§ DOCUMENT PASSAGE:
================================
- Flag Coat of arms
- Coordinates (Żórawina): 50°59′N 17°03′E﻿ / ﻿50.983°N 17.050°E
- Country: Poland
- Voivodeship: Lower Silesian
- County: Wrocław
- Seat: Żórawina
- Sołectwos: Bogunów, Bratowice-Zagródki, Galowice, Jaksonów, Jarosławice, Karwiany-Komorowice, Krajków, Mędłów, Milejowice, Mnichowice, Nowojowice, Nowy Śleszów, Okrzeszyce-Rynakowice, Polakowice, Przecławice, Racławice Małe, Rzeplin-Szukalice, Stary Śleszów, Suchy Dwór, Turów, Węgry-Brzeście-Marcinkowice, Wilczków, Wilkowice, Wojkowice, Żerniki Wielkie, Żórawina

Area
- • Total: 120.11 km^{2} (46.37 sq mi)

Population (2019-06-30)
- • Total: 10,967
- • Density: 91.308/km^{2} (236.49/sq mi)
- Website: http://www.gminazorawina.pl

= Gmina Żórawina =

Gmina Żórawina is a rural gmina (administrative district) in Wrocław County, Lower Silesian Voivodeship, in south-western Poland. Its seat is the village of Żórawina, which lies approximately 16 km south of the regional capital Wrocław.
================================
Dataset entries
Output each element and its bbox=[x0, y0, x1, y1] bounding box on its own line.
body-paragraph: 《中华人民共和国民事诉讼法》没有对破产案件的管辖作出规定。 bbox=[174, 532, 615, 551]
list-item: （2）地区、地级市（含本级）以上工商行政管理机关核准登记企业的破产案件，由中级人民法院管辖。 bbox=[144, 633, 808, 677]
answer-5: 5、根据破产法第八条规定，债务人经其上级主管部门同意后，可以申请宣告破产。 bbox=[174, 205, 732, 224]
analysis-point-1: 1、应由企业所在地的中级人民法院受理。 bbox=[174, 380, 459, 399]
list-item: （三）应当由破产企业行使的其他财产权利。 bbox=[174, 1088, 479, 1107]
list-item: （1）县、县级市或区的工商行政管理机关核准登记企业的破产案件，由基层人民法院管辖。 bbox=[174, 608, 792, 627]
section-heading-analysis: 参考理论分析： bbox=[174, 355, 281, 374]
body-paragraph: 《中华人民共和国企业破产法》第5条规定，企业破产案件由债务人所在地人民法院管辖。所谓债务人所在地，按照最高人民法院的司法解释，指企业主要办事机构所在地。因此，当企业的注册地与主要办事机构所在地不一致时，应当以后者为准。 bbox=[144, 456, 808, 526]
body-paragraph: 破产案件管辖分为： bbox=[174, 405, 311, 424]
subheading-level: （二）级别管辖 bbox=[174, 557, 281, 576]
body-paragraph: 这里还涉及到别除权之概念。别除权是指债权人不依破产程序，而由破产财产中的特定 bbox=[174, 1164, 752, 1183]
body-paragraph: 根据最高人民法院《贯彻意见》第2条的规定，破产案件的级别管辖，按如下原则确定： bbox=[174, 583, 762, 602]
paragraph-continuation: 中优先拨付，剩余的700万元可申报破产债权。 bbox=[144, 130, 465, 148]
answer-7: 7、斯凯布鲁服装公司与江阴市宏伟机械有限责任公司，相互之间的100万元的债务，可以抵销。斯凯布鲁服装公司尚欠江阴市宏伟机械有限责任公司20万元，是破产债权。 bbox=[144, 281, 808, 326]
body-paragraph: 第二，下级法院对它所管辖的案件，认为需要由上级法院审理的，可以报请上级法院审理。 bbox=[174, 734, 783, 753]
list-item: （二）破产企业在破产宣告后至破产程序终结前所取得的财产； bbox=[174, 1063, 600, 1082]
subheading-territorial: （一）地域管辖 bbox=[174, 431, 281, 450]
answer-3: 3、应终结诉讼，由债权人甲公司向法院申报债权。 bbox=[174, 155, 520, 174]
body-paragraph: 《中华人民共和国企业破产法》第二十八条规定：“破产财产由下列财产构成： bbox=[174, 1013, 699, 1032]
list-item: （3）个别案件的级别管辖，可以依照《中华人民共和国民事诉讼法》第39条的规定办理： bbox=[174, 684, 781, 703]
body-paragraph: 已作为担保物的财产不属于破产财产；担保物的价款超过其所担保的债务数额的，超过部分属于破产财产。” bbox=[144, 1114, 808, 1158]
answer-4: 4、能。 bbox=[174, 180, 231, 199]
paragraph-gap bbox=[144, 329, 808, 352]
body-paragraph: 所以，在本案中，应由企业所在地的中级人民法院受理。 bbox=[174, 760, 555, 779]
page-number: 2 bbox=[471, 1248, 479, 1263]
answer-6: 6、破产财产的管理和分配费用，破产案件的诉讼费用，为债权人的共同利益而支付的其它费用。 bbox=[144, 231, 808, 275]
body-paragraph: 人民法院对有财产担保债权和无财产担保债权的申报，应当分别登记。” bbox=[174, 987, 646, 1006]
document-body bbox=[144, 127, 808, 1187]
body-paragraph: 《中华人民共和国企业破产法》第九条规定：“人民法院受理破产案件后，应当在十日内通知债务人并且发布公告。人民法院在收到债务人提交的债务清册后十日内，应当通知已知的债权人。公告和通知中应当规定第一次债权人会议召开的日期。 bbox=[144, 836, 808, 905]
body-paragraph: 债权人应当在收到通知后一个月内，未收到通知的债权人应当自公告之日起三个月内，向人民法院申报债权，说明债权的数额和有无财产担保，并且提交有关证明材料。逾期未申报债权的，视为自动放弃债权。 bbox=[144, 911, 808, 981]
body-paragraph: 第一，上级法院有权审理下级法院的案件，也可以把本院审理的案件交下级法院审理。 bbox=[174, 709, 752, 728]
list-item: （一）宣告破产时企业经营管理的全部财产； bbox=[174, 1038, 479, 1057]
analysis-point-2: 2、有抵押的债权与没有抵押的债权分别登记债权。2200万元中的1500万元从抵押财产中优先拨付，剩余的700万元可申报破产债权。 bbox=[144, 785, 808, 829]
================================
§ TO DO:
1/ In the Gmina Żórawina text, list every sołectwo whose name contains a hyphen.
2/ Carry the Gmina Żórawina article forward from its last sentence.

§ ANSWERS BELOW:
1/ Bratowice-Zagródki, Karwiany-Komorowice, Okrzeszyce-Rynakowice, Rzeplin-Szukalice, Węgry-Brzeście-Marcinkowice

2/
The gmina covers an area of 120.11 km2, and as of 2019 its total population is 10,967. It is part of the Wrocław metropolitan area.

==Neighbouring gminas==
Gmina Żórawina is bordered by the gminas of Borów, Domaniów, Kobierzyce and Siechnice.

==Villages==
The gmina contains the villages of Bogunów, Bratowice, Brzeście, Galowice, Jaksonów, Jarosławice, Karwiany, Komorowice, Krajków, Marcinkowice, Mędłów, Milejowice, Mnichowice, Nowojowice, Nowy Śleszów, Okrzeszyce, Pasterzyce, Polakowice, Przecławice, Racławice Małe, Rynakowice, Rzeplin, Stary Śleszów, Suchy Dwór, Szukalice, Turów, Węgry, Wilczków, Wilkowice, Wojkowice, Zagródki, Żerniki Wielkie and Żórawina.